**PROVIDED MATERIAL:**
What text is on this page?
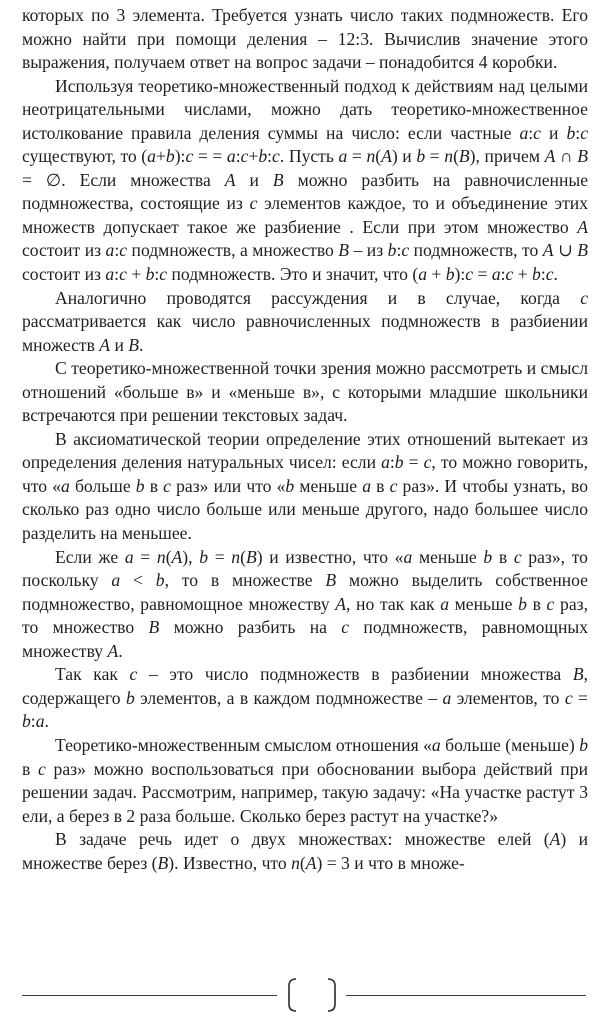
которых по 3 элемента. Требуется узнать число таких подмножеств. Его можно найти при помощи деления – 12:3. Вычислив значение этого выражения, получаем ответ на вопрос задачи – понадобится 4 коробки.

Используя теоретико-множественный подход к действиям над целыми неотрицательными числами, можно дать теоретико-множественное истолкование правила деления суммы на число: если частные a:c и b:c существуют, то (a+b):c = = a:c+b:c. Пусть a = n(A) и b = n(B), причем A ∩ B = ∅. Если множества A и B можно разбить на равночисленные подмножества, состоящие из c элементов каждое, то и объединение этих множеств допускает такое же разбиение . Если при этом множество A состоит из a:c подмножеств, а множество B – из b:c подмножеств, то A ∪ B состоит из a:c + b:c подмножеств. Это и значит, что (a + b):c = a:c + b:c.

Аналогично проводятся рассуждения и в случае, когда c рассматривается как число равночисленных подмножеств в разбиении множеств A и B.

С теоретико-множественной точки зрения можно рассмотреть и смысл отношений «больше в» и «меньше в», с которыми младшие школьники встречаются при решении текстовых задач.

В аксиоматической теории определение этих отношений вытекает из определения деления натуральных чисел: если a:b = c, то можно говорить, что «a больше b в c раз» или что «b меньше a в c раз». И чтобы узнать, во сколько раз одно число больше или меньше другого, надо большее число разделить на меньшее.

Если же a = n(A), b = n(B) и известно, что «a меньше b в c раз», то поскольку a < b, то в множестве B можно выделить собственное подмножество, равномощное множеству A, но так как a меньше b в c раз, то множество B можно разбить на c подмножеств, равномощных множеству A.

Так как c – это число подмножеств в разбиении множества B, содержащего b элементов, а в каждом подмножестве – a элементов, то c = b:a.

Теоретико-множественным смыслом отношения «a больше (меньше) b в c раз» можно воспользоваться при обосновании выбора действий при решении задач. Рассмотрим, например, такую задачу: «На участке растут 3 ели, а берез в 2 раза больше. Сколько берез растут на участке?»

В задаче речь идет о двух множествах: множестве елей (A) и множестве берез (B). Известно, что n(A) = 3 и что в множе-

**INSTRUCTIONS FOR THE TASK:**
Scan the material above for the word "берез". Copy each line where it occurs.

**RESPONSE BELOW:**
Теоретико-множественным смыслом отношения «a больше (меньше) b в c раз» можно воспользоваться при обосновании выбора действий при решении задач. Рассмотрим, например, такую задачу: «На участке растут 3 ели, а берез в 2 раза больше. Сколько берез растут на участке?»
В задаче речь идет о двух множествах: множестве елей (A) и множестве берез (B). Известно, что n(A) = 3 и что в множе-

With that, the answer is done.